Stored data
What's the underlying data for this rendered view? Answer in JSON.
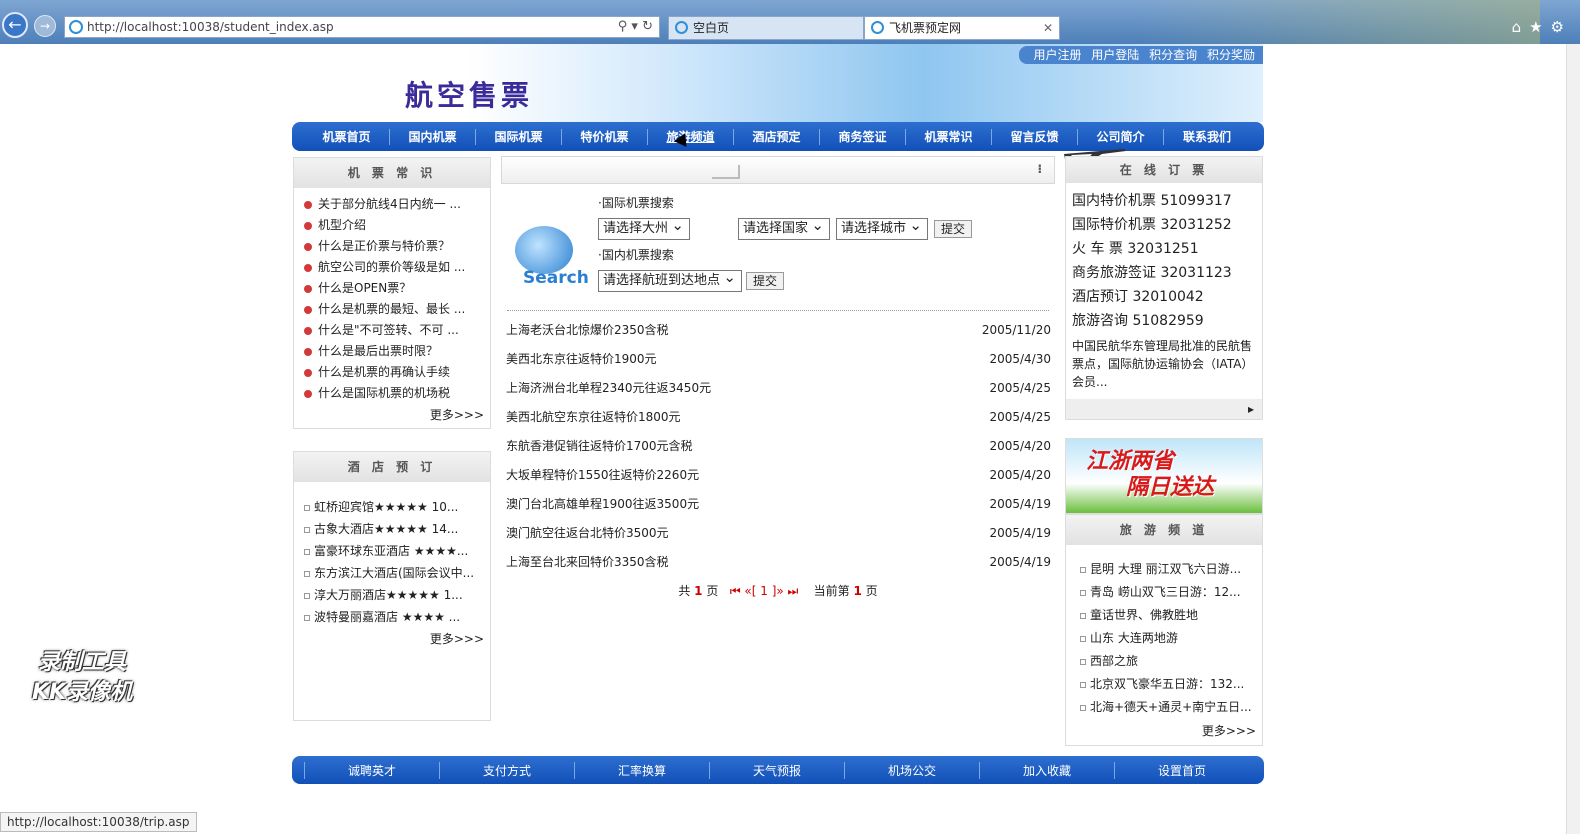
{
  "browser": {
    "url": "http://localhost:10038/student_index.asp",
    "tabs": [
      {
        "label": "空白页"
      },
      {
        "label": "飞机票预定网"
      }
    ],
    "status_url": "http://localhost:10038/trip.asp"
  },
  "header": {
    "site_title": "航空售票",
    "top_links": [
      "用户注册",
      "用户登陆",
      "积分查询",
      "积分奖励"
    ]
  },
  "nav": [
    "机票首页",
    "国内机票",
    "国际机票",
    "特价机票",
    "旅游频道",
    "酒店预定",
    "商务签证",
    "机票常识",
    "留言反馈",
    "公司简介",
    "联系我们"
  ],
  "knowledge": {
    "title": "机 票 常 识",
    "items": [
      "关于部分航线4日内统一 ...",
      "机型介绍",
      "什么是正价票与特价票？",
      "航空公司的票价等级是如 ...",
      "什么是OPEN票？",
      "什么是机票的最短、最长 ...",
      "什么是\"不可签转、不可 ...",
      "什么是最后出票时限？",
      "什么是机票的再确认手续",
      "什么是国际机票的机场税"
    ],
    "more": "更多>>>"
  },
  "hotels": {
    "title": "酒 店 预 订",
    "items": [
      "虹桥迎宾馆★★★★★ 10...",
      "古象大酒店★★★★★ 14...",
      "富豪环球东亚酒店 ★★★★...",
      "东方滨江大酒店(国际会议中...",
      "淳大万丽酒店★★★★★ 1...",
      "波特曼丽嘉酒店 ★★★★ ..."
    ],
    "more": "更多>>>"
  },
  "search": {
    "logo_text": "Search",
    "intl_label": "·国际机票搜索",
    "continent": "请选择大州",
    "country": "请选择国家",
    "city": "请选择城市",
    "submit": "提交",
    "domestic_label": "·国内机票搜索",
    "destination": "请选择航班到达地点"
  },
  "news": [
    {
      "title": "上海老沃台北惊爆价2350含税",
      "date": "2005/11/20"
    },
    {
      "title": "美西北东京往返特价1900元",
      "date": "2005/4/30"
    },
    {
      "title": "上海济洲台北单程2340元往返3450元",
      "date": "2005/4/25"
    },
    {
      "title": "美西北航空东京往返特价1800元",
      "date": "2005/4/25"
    },
    {
      "title": "东航香港促销往返特价1700元含税",
      "date": "2005/4/20"
    },
    {
      "title": "大坂单程特价1550往返特价2260元",
      "date": "2005/4/20"
    },
    {
      "title": "澳门台北高雄单程1900往返3500元",
      "date": "2005/4/19"
    },
    {
      "title": "澳门航空往返台北特价3500元",
      "date": "2005/4/19"
    },
    {
      "title": "上海至台北来回特价3350含税",
      "date": "2005/4/19"
    }
  ],
  "pager": {
    "total_prefix": "共",
    "total": "1",
    "total_suffix": "页",
    "nav": "⏮ «[ 1 ]» ⏭",
    "current_prefix": "当前第",
    "current": "1",
    "current_suffix": "页"
  },
  "online": {
    "title": "在 线 订 票",
    "lines": [
      "国内特价机票 51099317",
      "国际特价机票 32031252",
      "火 车 票 32031251",
      "商务旅游签证 32031123",
      "酒店预订 32010042",
      "旅游咨询 51082959"
    ],
    "note": "中国民航华东管理局批准的民航售票点，国际航协运输协会（IATA）会员..."
  },
  "promo": {
    "line1": "江浙两省",
    "line2": "隔日送达"
  },
  "travel": {
    "title": "旅 游 频 道",
    "items": [
      "昆明 大理 丽江双飞六日游...",
      "青岛 崂山双飞三日游：12...",
      "童话世界、佛教胜地",
      "山东 大连两地游",
      "西部之旅",
      "北京双飞豪华五日游：132...",
      "北海+德天+通灵+南宁五日..."
    ],
    "more": "更多>>>"
  },
  "footer": [
    "诚聘英才",
    "支付方式",
    "汇率换算",
    "天气预报",
    "机场公交",
    "加入收藏",
    "设置首页"
  ],
  "watermark": {
    "line1": "录制工具",
    "line2": "KK录像机"
  },
  "colors": {
    "nav_blue": "#1250b8",
    "title_purple": "#3a2a9a",
    "bullet_red": "#d23a3a"
  }
}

- [Directions]
Write out each entry exactly as given, omitting any picture.

- [Task answer]
What's the underlying data for this rendered view? Answer in JSON.
{
  "browser": {
    "url": "http://localhost:10038/student_index.asp",
    "tabs": [
      {
        "label": "空白页"
      },
      {
        "label": "飞机票预定网"
      }
    ],
    "status_url": "http://localhost:10038/trip.asp"
  },
  "header": {
    "site_title": "航空售票",
    "top_links": [
      "用户注册",
      "用户登陆",
      "积分查询",
      "积分奖励"
    ]
  },
  "nav": [
    "机票首页",
    "国内机票",
    "国际机票",
    "特价机票",
    "旅游频道",
    "酒店预定",
    "商务签证",
    "机票常识",
    "留言反馈",
    "公司简介",
    "联系我们"
  ],
  "knowledge": {
    "title": "机 票 常 识",
    "items": [
      "关于部分航线4日内统一 ...",
      "机型介绍",
      "什么是正价票与特价票？",
      "航空公司的票价等级是如 ...",
      "什么是OPEN票？",
      "什么是机票的最短、最长 ...",
      "什么是\"不可签转、不可 ...",
      "什么是最后出票时限？",
      "什么是机票的再确认手续",
      "什么是国际机票的机场税"
    ],
    "more": "更多>>>"
  },
  "hotels": {
    "title": "酒 店 预 订",
    "items": [
      "虹桥迎宾馆★★★★★ 10...",
      "古象大酒店★★★★★ 14...",
      "富豪环球东亚酒店 ★★★★...",
      "东方滨江大酒店(国际会议中...",
      "淳大万丽酒店★★★★★ 1...",
      "波特曼丽嘉酒店 ★★★★ ..."
    ],
    "more": "更多>>>"
  },
  "search": {
    "logo_text": "Search",
    "intl_label": "·国际机票搜索",
    "continent": "请选择大州",
    "country": "请选择国家",
    "city": "请选择城市",
    "submit": "提交",
    "domestic_label": "·国内机票搜索",
    "destination": "请选择航班到达地点"
  },
  "news": [
    {
      "title": "上海老沃台北惊爆价2350含税",
      "date": "2005/11/20"
    },
    {
      "title": "美西北东京往返特价1900元",
      "date": "2005/4/30"
    },
    {
      "title": "上海济洲台北单程2340元往返3450元",
      "date": "2005/4/25"
    },
    {
      "title": "美西北航空东京往返特价1800元",
      "date": "2005/4/25"
    },
    {
      "title": "东航香港促销往返特价1700元含税",
      "date": "2005/4/20"
    },
    {
      "title": "大坂单程特价1550往返特价2260元",
      "date": "2005/4/20"
    },
    {
      "title": "澳门台北高雄单程1900往返3500元",
      "date": "2005/4/19"
    },
    {
      "title": "澳门航空往返台北特价3500元",
      "date": "2005/4/19"
    },
    {
      "title": "上海至台北来回特价3350含税",
      "date": "2005/4/19"
    }
  ],
  "pager": {
    "total_prefix": "共",
    "total": "1",
    "total_suffix": "页",
    "nav": "⏮ «[ 1 ]» ⏭",
    "current_prefix": "当前第",
    "current": "1",
    "current_suffix": "页"
  },
  "online": {
    "title": "在 线 订 票",
    "lines": [
      "国内特价机票 51099317",
      "国际特价机票 32031252",
      "火 车 票 32031251",
      "商务旅游签证 32031123",
      "酒店预订 32010042",
      "旅游咨询 51082959"
    ],
    "note": "中国民航华东管理局批准的民航售票点，国际航协运输协会（IATA）会员..."
  },
  "promo": {
    "line1": "江浙两省",
    "line2": "隔日送达"
  },
  "travel": {
    "title": "旅 游 频 道",
    "items": [
      "昆明 大理 丽江双飞六日游...",
      "青岛 崂山双飞三日游：12...",
      "童话世界、佛教胜地",
      "山东 大连两地游",
      "西部之旅",
      "北京双飞豪华五日游：132...",
      "北海+德天+通灵+南宁五日..."
    ],
    "more": "更多>>>"
  },
  "footer": [
    "诚聘英才",
    "支付方式",
    "汇率换算",
    "天气预报",
    "机场公交",
    "加入收藏",
    "设置首页"
  ],
  "watermark": {
    "line1": "录制工具",
    "line2": "KK录像机"
  },
  "colors": {
    "nav_blue": "#1250b8",
    "title_purple": "#3a2a9a",
    "bullet_red": "#d23a3a"
  }
}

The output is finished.